- The request:
Copy every line of the entries that includes the word "gotowości".

- Entries supplied:
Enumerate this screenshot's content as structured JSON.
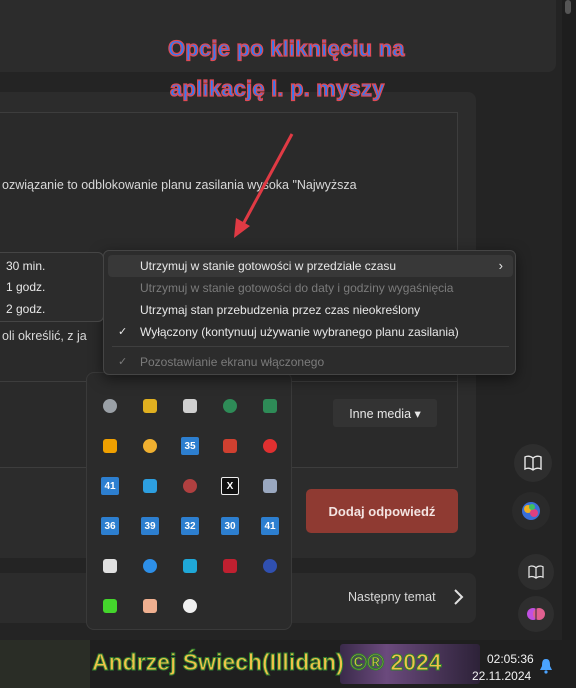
{
  "annotation": {
    "line1": "Opcje po kliknięciu na",
    "line2": "aplikację l. p. myszy"
  },
  "page": {
    "body_line1": "ozwiązanie to odblokowanie planu zasilania wysoka \"Najwyższa",
    "body_line2": "oli określić, z ja",
    "media_button": "Inne media ▾",
    "reply_button": "Dodaj odpowiedź",
    "next_topic": "Następny temat"
  },
  "context_menu": {
    "items": [
      {
        "label": "Utrzymuj w stanie gotowości w przedziale czasu",
        "has_submenu": true,
        "highlighted": true,
        "disabled": false,
        "checked": false
      },
      {
        "label": "Utrzymuj w stanie gotowości do daty i godziny wygaśnięcia",
        "has_submenu": false,
        "highlighted": false,
        "disabled": true,
        "checked": false
      },
      {
        "label": "Utrzymaj stan przebudzenia przez czas nieokreślony",
        "has_submenu": false,
        "highlighted": false,
        "disabled": false,
        "checked": false
      },
      {
        "label": "Wyłączony (kontynuuj używanie wybranego planu zasilania)",
        "has_submenu": false,
        "highlighted": false,
        "disabled": false,
        "checked": true
      },
      {
        "label": "Pozostawianie ekranu włączonego",
        "has_submenu": false,
        "highlighted": false,
        "disabled": true,
        "checked": true
      }
    ]
  },
  "submenu": {
    "items": [
      "30 min.",
      "1 godz.",
      "2 godz."
    ]
  },
  "tray": {
    "icons": [
      {
        "name": "coffee-cup-icon",
        "text": "",
        "color": "#9aa0a6"
      },
      {
        "name": "monitor-color-icon",
        "text": "",
        "color": "#e0b020"
      },
      {
        "name": "calculator-icon",
        "text": "",
        "color": "#cfcfcf"
      },
      {
        "name": "network-icon",
        "text": "",
        "color": "#2e8b57"
      },
      {
        "name": "network-icon-2",
        "text": "",
        "color": "#2e8b57"
      },
      {
        "name": "disc-icon",
        "text": "",
        "color": "#f0a000"
      },
      {
        "name": "weather-icon",
        "text": "",
        "color": "#f0b030"
      },
      {
        "name": "calendar-35-icon",
        "text": "35",
        "color": "#2d7fd0"
      },
      {
        "name": "app-grid-icon",
        "text": "",
        "color": "#d04030"
      },
      {
        "name": "pokeball-icon",
        "text": "",
        "color": "#e03030"
      },
      {
        "name": "calendar-41-icon",
        "text": "41",
        "color": "#2d7fd0"
      },
      {
        "name": "storage-icon",
        "text": "",
        "color": "#2d9fe0"
      },
      {
        "name": "battery-icon",
        "text": "",
        "color": "#b04040"
      },
      {
        "name": "x-app-icon",
        "text": "X",
        "color": "#ffffff"
      },
      {
        "name": "user-badge-icon",
        "text": "",
        "color": "#9aa8c0"
      },
      {
        "name": "calendar-36-icon",
        "text": "36",
        "color": "#2d7fd0"
      },
      {
        "name": "calendar-39-icon",
        "text": "39",
        "color": "#2d7fd0"
      },
      {
        "name": "calendar-32-icon",
        "text": "32",
        "color": "#2d7fd0"
      },
      {
        "name": "calendar-30-icon",
        "text": "30",
        "color": "#2d7fd0"
      },
      {
        "name": "calendar-41b-icon",
        "text": "41",
        "color": "#2d7fd0"
      },
      {
        "name": "usb-icon",
        "text": "",
        "color": "#e0e0e0"
      },
      {
        "name": "bluetooth-icon",
        "text": "",
        "color": "#2d8fe8"
      },
      {
        "name": "edge-icon",
        "text": "",
        "color": "#1fa8d8"
      },
      {
        "name": "red-app-icon",
        "text": "",
        "color": "#c02030"
      },
      {
        "name": "quote-app-icon",
        "text": "",
        "color": "#3050b0"
      },
      {
        "name": "razer-icon",
        "text": "",
        "color": "#44d62c"
      },
      {
        "name": "hand-icon",
        "text": "",
        "color": "#f0b090"
      },
      {
        "name": "brightness-icon",
        "text": "",
        "color": "#f0f0f0"
      }
    ]
  },
  "taskbar": {
    "signature": "Andrzej Świech(Illidan) ©® 2024",
    "time": "02:05:36",
    "date": "22.11.2024"
  },
  "colors": {
    "reply_button": "#8f3a32",
    "annotation_fill": "#2e7cf6",
    "annotation_stroke": "#e04a55",
    "signature": "#f0c24a"
  }
}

- In response:
        "label": "Utrzymuj w stanie gotowości w przedziale czasu",
        "label": "Utrzymuj w stanie gotowości do daty i godziny wygaśnięcia",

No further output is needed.